For the copy, please give all of the data again exactly and leave the pictures out.

** BEGIN **

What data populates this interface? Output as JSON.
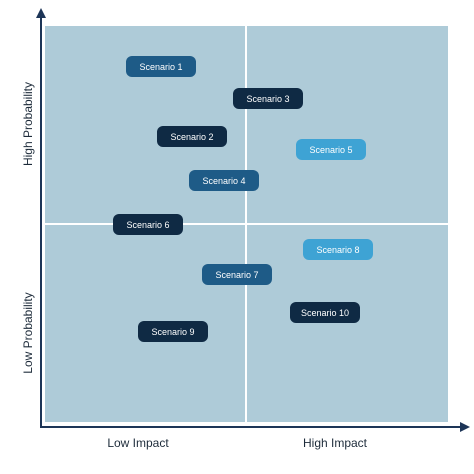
{
  "axes": {
    "x_low": "Low Impact",
    "x_high": "High Impact",
    "y_high": "High Probability",
    "y_low": "Low Probability"
  },
  "colors": {
    "background": "#aecbd8",
    "axis": "#1d3557",
    "dark_navy": "#0f2a44",
    "mid_blue": "#1e5b87",
    "light_blue": "#3ea3d4"
  },
  "scenarios": [
    {
      "label": "Scenario 1",
      "color": "mid_blue"
    },
    {
      "label": "Scenario 3",
      "color": "dark_navy"
    },
    {
      "label": "Scenario 2",
      "color": "dark_navy"
    },
    {
      "label": "Scenario 5",
      "color": "light_blue"
    },
    {
      "label": "Scenario 4",
      "color": "mid_blue"
    },
    {
      "label": "Scenario 6",
      "color": "dark_navy"
    },
    {
      "label": "Scenario 8",
      "color": "light_blue"
    },
    {
      "label": "Scenario 7",
      "color": "mid_blue"
    },
    {
      "label": "Scenario 10",
      "color": "dark_navy"
    },
    {
      "label": "Scenario 9",
      "color": "dark_navy"
    }
  ]
}
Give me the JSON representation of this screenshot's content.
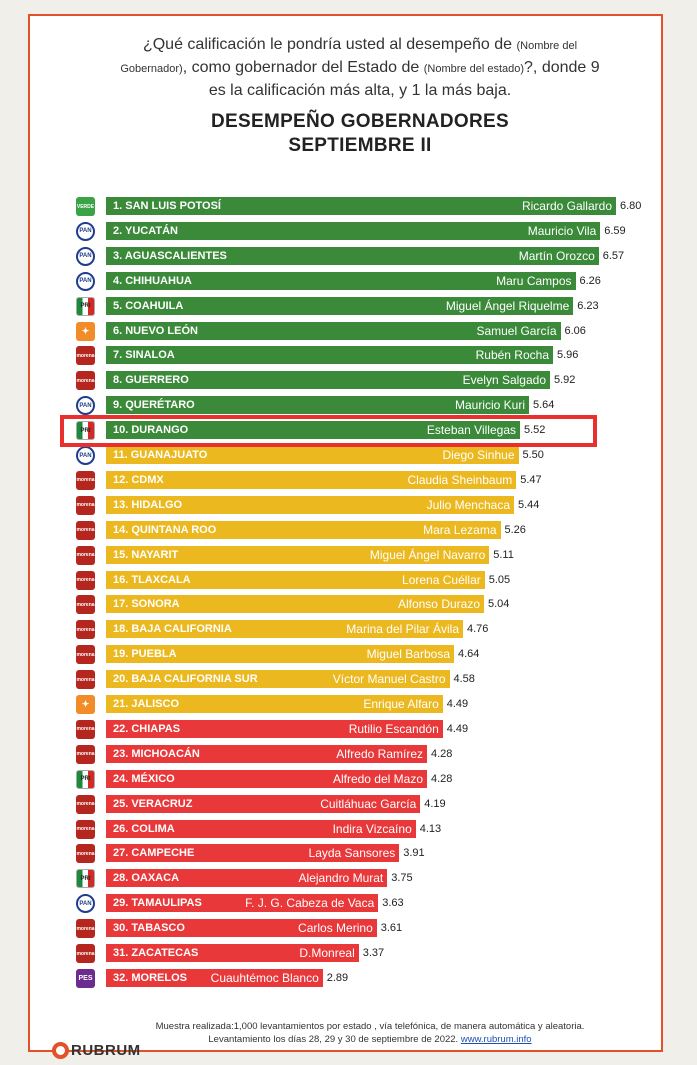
{
  "question": {
    "p1": "¿Qué calificación le pondría usted al desempeño de ",
    "s1": "(Nombre del Gobernador)",
    "p2": ", como gobernador del Estado de ",
    "s2": "(Nombre del estado)",
    "p3": "?, donde 9 es la calificación más alta, y 1 la más baja."
  },
  "title_line1": "DESEMPEÑO GOBERNADORES",
  "title_line2": "SEPTIEMBRE II",
  "chart_data": {
    "type": "bar",
    "orientation": "horizontal",
    "title": "DESEMPEÑO GOBERNADORES SEPTIEMBRE II",
    "xlim": [
      0,
      9
    ],
    "colors": {
      "high": "#3a8a3a",
      "mid": "#ecb81f",
      "low": "#e8383a"
    },
    "items": [
      {
        "state": "1. SAN LUIS POTOSÍ",
        "governor": "Ricardo Gallardo",
        "value": 6.8,
        "party": "verde",
        "party_label": "VERDE",
        "tier": "high"
      },
      {
        "state": "2. YUCATÁN",
        "governor": "Mauricio Vila",
        "value": 6.59,
        "party": "pan",
        "party_label": "PAN",
        "tier": "high"
      },
      {
        "state": "3. AGUASCALIENTES",
        "governor": "Martín Orozco",
        "value": 6.57,
        "party": "pan",
        "party_label": "PAN",
        "tier": "high"
      },
      {
        "state": "4. CHIHUAHUA",
        "governor": "Maru Campos",
        "value": 6.26,
        "party": "pan",
        "party_label": "PAN",
        "tier": "high"
      },
      {
        "state": "5. COAHUILA",
        "governor": "Miguel Ángel Riquelme",
        "value": 6.23,
        "party": "pri",
        "party_label": "PRI",
        "tier": "high"
      },
      {
        "state": "6. NUEVO LEÓN",
        "governor": "Samuel García",
        "value": 6.06,
        "party": "mc",
        "party_label": "✦",
        "tier": "high"
      },
      {
        "state": "7. SINALOA",
        "governor": "Rubén Rocha",
        "value": 5.96,
        "party": "morena",
        "party_label": "morena",
        "tier": "high"
      },
      {
        "state": "8. GUERRERO",
        "governor": "Evelyn Salgado",
        "value": 5.92,
        "party": "morena",
        "party_label": "morena",
        "tier": "high"
      },
      {
        "state": "9. QUERÉTARO",
        "governor": "Mauricio Kuri",
        "value": 5.64,
        "party": "pan",
        "party_label": "PAN",
        "tier": "high"
      },
      {
        "state": "10. DURANGO",
        "governor": "Esteban Villegas",
        "value": 5.52,
        "party": "pri",
        "party_label": "PRI",
        "tier": "high"
      },
      {
        "state": "11. GUANAJUATO",
        "governor": "Diego Sinhue",
        "value": 5.5,
        "party": "pan",
        "party_label": "PAN",
        "tier": "mid"
      },
      {
        "state": "12. CDMX",
        "governor": "Claudia Sheinbaum",
        "value": 5.47,
        "party": "morena",
        "party_label": "morena",
        "tier": "mid"
      },
      {
        "state": "13. HIDALGO",
        "governor": "Julio Menchaca",
        "value": 5.44,
        "party": "morena",
        "party_label": "morena",
        "tier": "mid"
      },
      {
        "state": "14. QUINTANA ROO",
        "governor": "Mara Lezama",
        "value": 5.26,
        "party": "morena",
        "party_label": "morena",
        "tier": "mid"
      },
      {
        "state": "15. NAYARIT",
        "governor": "Miguel Ángel Navarro",
        "value": 5.11,
        "party": "morena",
        "party_label": "morena",
        "tier": "mid"
      },
      {
        "state": "16. TLAXCALA",
        "governor": "Lorena Cuéllar",
        "value": 5.05,
        "party": "morena",
        "party_label": "morena",
        "tier": "mid"
      },
      {
        "state": "17. SONORA",
        "governor": "Alfonso Durazo",
        "value": 5.04,
        "party": "morena",
        "party_label": "morena",
        "tier": "mid"
      },
      {
        "state": "18. BAJA CALIFORNIA",
        "governor": "Marina del Pilar Ávila",
        "value": 4.76,
        "party": "morena",
        "party_label": "morena",
        "tier": "mid"
      },
      {
        "state": "19. PUEBLA",
        "governor": "Miguel Barbosa",
        "value": 4.64,
        "party": "morena",
        "party_label": "morena",
        "tier": "mid"
      },
      {
        "state": "20. BAJA CALIFORNIA SUR",
        "governor": "Víctor Manuel Castro",
        "value": 4.58,
        "party": "morena",
        "party_label": "morena",
        "tier": "mid"
      },
      {
        "state": "21. JALISCO",
        "governor": "Enrique Alfaro",
        "value": 4.49,
        "party": "mc",
        "party_label": "✦",
        "tier": "mid"
      },
      {
        "state": "22. CHIAPAS",
        "governor": "Rutilio Escandón",
        "value": 4.49,
        "party": "morena",
        "party_label": "morena",
        "tier": "low"
      },
      {
        "state": "23. MICHOACÁN",
        "governor": "Alfredo Ramírez",
        "value": 4.28,
        "party": "morena",
        "party_label": "morena",
        "tier": "low"
      },
      {
        "state": "24. MÉXICO",
        "governor": "Alfredo del Mazo",
        "value": 4.28,
        "party": "pri",
        "party_label": "PRI",
        "tier": "low"
      },
      {
        "state": "25. VERACRUZ",
        "governor": "Cuitláhuac García",
        "value": 4.19,
        "party": "morena",
        "party_label": "morena",
        "tier": "low"
      },
      {
        "state": "26. COLIMA",
        "governor": "Indira Vizcaíno",
        "value": 4.13,
        "party": "morena",
        "party_label": "morena",
        "tier": "low"
      },
      {
        "state": "27. CAMPECHE",
        "governor": "Layda Sansores",
        "value": 3.91,
        "party": "morena",
        "party_label": "morena",
        "tier": "low"
      },
      {
        "state": "28. OAXACA",
        "governor": "Alejandro Murat",
        "value": 3.75,
        "party": "pri",
        "party_label": "PRI",
        "tier": "low"
      },
      {
        "state": "29. TAMAULIPAS",
        "governor": "F. J. G. Cabeza de Vaca",
        "value": 3.63,
        "party": "pan",
        "party_label": "PAN",
        "tier": "low"
      },
      {
        "state": "30. TABASCO",
        "governor": "Carlos Merino",
        "value": 3.61,
        "party": "morena",
        "party_label": "morena",
        "tier": "low"
      },
      {
        "state": "31. ZACATECAS",
        "governor": "D.Monreal",
        "value": 3.37,
        "party": "morena",
        "party_label": "morena",
        "tier": "low"
      },
      {
        "state": "32. MORELOS",
        "governor": "Cuauhtémoc Blanco",
        "value": 2.89,
        "party": "pes",
        "party_label": "PES",
        "tier": "low"
      }
    ]
  },
  "footer": {
    "line1": "Muestra realizada:1,000 levantamientos por estado , vía telefónica, de manera automática y aleatoria.",
    "line2": "Levantamiento los días 28, 29 y 30  de septiembre de 2022.",
    "link": "www.rubrum.info"
  },
  "brand": "RUBRUM"
}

** END **

> _Task solution_:
What data populates this interface? Output as JSON.
{
  "axes": {
    "x_low": "Low Impact",
    "x_high": "High Impact",
    "y_high": "High Probability",
    "y_low": "Low Probability"
  },
  "colors": {
    "background": "#aecbd8",
    "axis": "#1d3557",
    "dark_navy": "#0f2a44",
    "mid_blue": "#1e5b87",
    "light_blue": "#3ea3d4"
  },
  "scenarios": [
    {
      "label": "Scenario 1",
      "color": "mid_blue"
    },
    {
      "label": "Scenario 3",
      "color": "dark_navy"
    },
    {
      "label": "Scenario 2",
      "color": "dark_navy"
    },
    {
      "label": "Scenario 5",
      "color": "light_blue"
    },
    {
      "label": "Scenario 4",
      "color": "mid_blue"
    },
    {
      "label": "Scenario 6",
      "color": "dark_navy"
    },
    {
      "label": "Scenario 8",
      "color": "light_blue"
    },
    {
      "label": "Scenario 7",
      "color": "mid_blue"
    },
    {
      "label": "Scenario 10",
      "color": "dark_navy"
    },
    {
      "label": "Scenario 9",
      "color": "dark_navy"
    }
  ]
}
Give me the JSON representation of this screenshot's content.
{
  "question": {
    "p1": "¿Qué calificación le pondría usted al desempeño de ",
    "s1": "(Nombre del Gobernador)",
    "p2": ", como gobernador del Estado de ",
    "s2": "(Nombre del estado)",
    "p3": "?, donde 9 es la calificación más alta, y 1 la más baja."
  },
  "title_line1": "DESEMPEÑO GOBERNADORES",
  "title_line2": "SEPTIEMBRE II",
  "chart_data": {
    "type": "bar",
    "orientation": "horizontal",
    "title": "DESEMPEÑO GOBERNADORES SEPTIEMBRE II",
    "xlim": [
      0,
      9
    ],
    "colors": {
      "high": "#3a8a3a",
      "mid": "#ecb81f",
      "low": "#e8383a"
    },
    "items": [
      {
        "state": "1. SAN LUIS POTOSÍ",
        "governor": "Ricardo Gallardo",
        "value": 6.8,
        "party": "verde",
        "party_label": "VERDE",
        "tier": "high"
      },
      {
        "state": "2. YUCATÁN",
        "governor": "Mauricio Vila",
        "value": 6.59,
        "party": "pan",
        "party_label": "PAN",
        "tier": "high"
      },
      {
        "state": "3. AGUASCALIENTES",
        "governor": "Martín Orozco",
        "value": 6.57,
        "party": "pan",
        "party_label": "PAN",
        "tier": "high"
      },
      {
        "state": "4. CHIHUAHUA",
        "governor": "Maru Campos",
        "value": 6.26,
        "party": "pan",
        "party_label": "PAN",
        "tier": "high"
      },
      {
        "state": "5. COAHUILA",
        "governor": "Miguel Ángel Riquelme",
        "value": 6.23,
        "party": "pri",
        "party_label": "PRI",
        "tier": "high"
      },
      {
        "state": "6. NUEVO LEÓN",
        "governor": "Samuel García",
        "value": 6.06,
        "party": "mc",
        "party_label": "✦",
        "tier": "high"
      },
      {
        "state": "7. SINALOA",
        "governor": "Rubén Rocha",
        "value": 5.96,
        "party": "morena",
        "party_label": "morena",
        "tier": "high"
      },
      {
        "state": "8. GUERRERO",
        "governor": "Evelyn Salgado",
        "value": 5.92,
        "party": "morena",
        "party_label": "morena",
        "tier": "high"
      },
      {
        "state": "9. QUERÉTARO",
        "governor": "Mauricio Kuri",
        "value": 5.64,
        "party": "pan",
        "party_label": "PAN",
        "tier": "high"
      },
      {
        "state": "10. DURANGO",
        "governor": "Esteban Villegas",
        "value": 5.52,
        "party": "pri",
        "party_label": "PRI",
        "tier": "high"
      },
      {
        "state": "11. GUANAJUATO",
        "governor": "Diego Sinhue",
        "value": 5.5,
        "party": "pan",
        "party_label": "PAN",
        "tier": "mid"
      },
      {
        "state": "12. CDMX",
        "governor": "Claudia Sheinbaum",
        "value": 5.47,
        "party": "morena",
        "party_label": "morena",
        "tier": "mid"
      },
      {
        "state": "13. HIDALGO",
        "governor": "Julio Menchaca",
        "value": 5.44,
        "party": "morena",
        "party_label": "morena",
        "tier": "mid"
      },
      {
        "state": "14. QUINTANA ROO",
        "governor": "Mara Lezama",
        "value": 5.26,
        "party": "morena",
        "party_label": "morena",
        "tier": "mid"
      },
      {
        "state": "15. NAYARIT",
        "governor": "Miguel Ángel Navarro",
        "value": 5.11,
        "party": "morena",
        "party_label": "morena",
        "tier": "mid"
      },
      {
        "state": "16. TLAXCALA",
        "governor": "Lorena Cuéllar",
        "value": 5.05,
        "party": "morena",
        "party_label": "morena",
        "tier": "mid"
      },
      {
        "state": "17. SONORA",
        "governor": "Alfonso Durazo",
        "value": 5.04,
        "party": "morena",
        "party_label": "morena",
        "tier": "mid"
      },
      {
        "state": "18. BAJA CALIFORNIA",
        "governor": "Marina del Pilar Ávila",
        "value": 4.76,
        "party": "morena",
        "party_label": "morena",
        "tier": "mid"
      },
      {
        "state": "19. PUEBLA",
        "governor": "Miguel Barbosa",
        "value": 4.64,
        "party": "morena",
        "party_label": "morena",
        "tier": "mid"
      },
      {
        "state": "20. BAJA CALIFORNIA SUR",
        "governor": "Víctor Manuel Castro",
        "value": 4.58,
        "party": "morena",
        "party_label": "morena",
        "tier": "mid"
      },
      {
        "state": "21. JALISCO",
        "governor": "Enrique Alfaro",
        "value": 4.49,
        "party": "mc",
        "party_label": "✦",
        "tier": "mid"
      },
      {
        "state": "22. CHIAPAS",
        "governor": "Rutilio Escandón",
        "value": 4.49,
        "party": "morena",
        "party_label": "morena",
        "tier": "low"
      },
      {
        "state": "23. MICHOACÁN",
        "governor": "Alfredo Ramírez",
        "value": 4.28,
        "party": "morena",
        "party_label": "morena",
        "tier": "low"
      },
      {
        "state": "24. MÉXICO",
        "governor": "Alfredo del Mazo",
        "value": 4.28,
        "party": "pri",
        "party_label": "PRI",
        "tier": "low"
      },
      {
        "state": "25. VERACRUZ",
        "governor": "Cuitláhuac García",
        "value": 4.19,
        "party": "morena",
        "party_label": "morena",
        "tier": "low"
      },
      {
        "state": "26. COLIMA",
        "governor": "Indira Vizcaíno",
        "value": 4.13,
        "party": "morena",
        "party_label": "morena",
        "tier": "low"
      },
      {
        "state": "27. CAMPECHE",
        "governor": "Layda Sansores",
        "value": 3.91,
        "party": "morena",
        "party_label": "morena",
        "tier": "low"
      },
      {
        "state": "28. OAXACA",
        "governor": "Alejandro Murat",
        "value": 3.75,
        "party": "pri",
        "party_label": "PRI",
        "tier": "low"
      },
      {
        "state": "29. TAMAULIPAS",
        "governor": "F. J. G. Cabeza de Vaca",
        "value": 3.63,
        "party": "pan",
        "party_label": "PAN",
        "tier": "low"
      },
      {
        "state": "30. TABASCO",
        "governor": "Carlos Merino",
        "value": 3.61,
        "party": "morena",
        "party_label": "morena",
        "tier": "low"
      },
      {
        "state": "31. ZACATECAS",
        "governor": "D.Monreal",
        "value": 3.37,
        "party": "morena",
        "party_label": "morena",
        "tier": "low"
      },
      {
        "state": "32. MORELOS",
        "governor": "Cuauhtémoc Blanco",
        "value": 2.89,
        "party": "pes",
        "party_label": "PES",
        "tier": "low"
      }
    ]
  },
  "footer": {
    "line1": "Muestra realizada:1,000 levantamientos por estado , vía telefónica, de manera automática y aleatoria.",
    "line2": "Levantamiento los días 28, 29 y 30  de septiembre de 2022.",
    "link": "www.rubrum.info"
  },
  "brand": "RUBRUM"
}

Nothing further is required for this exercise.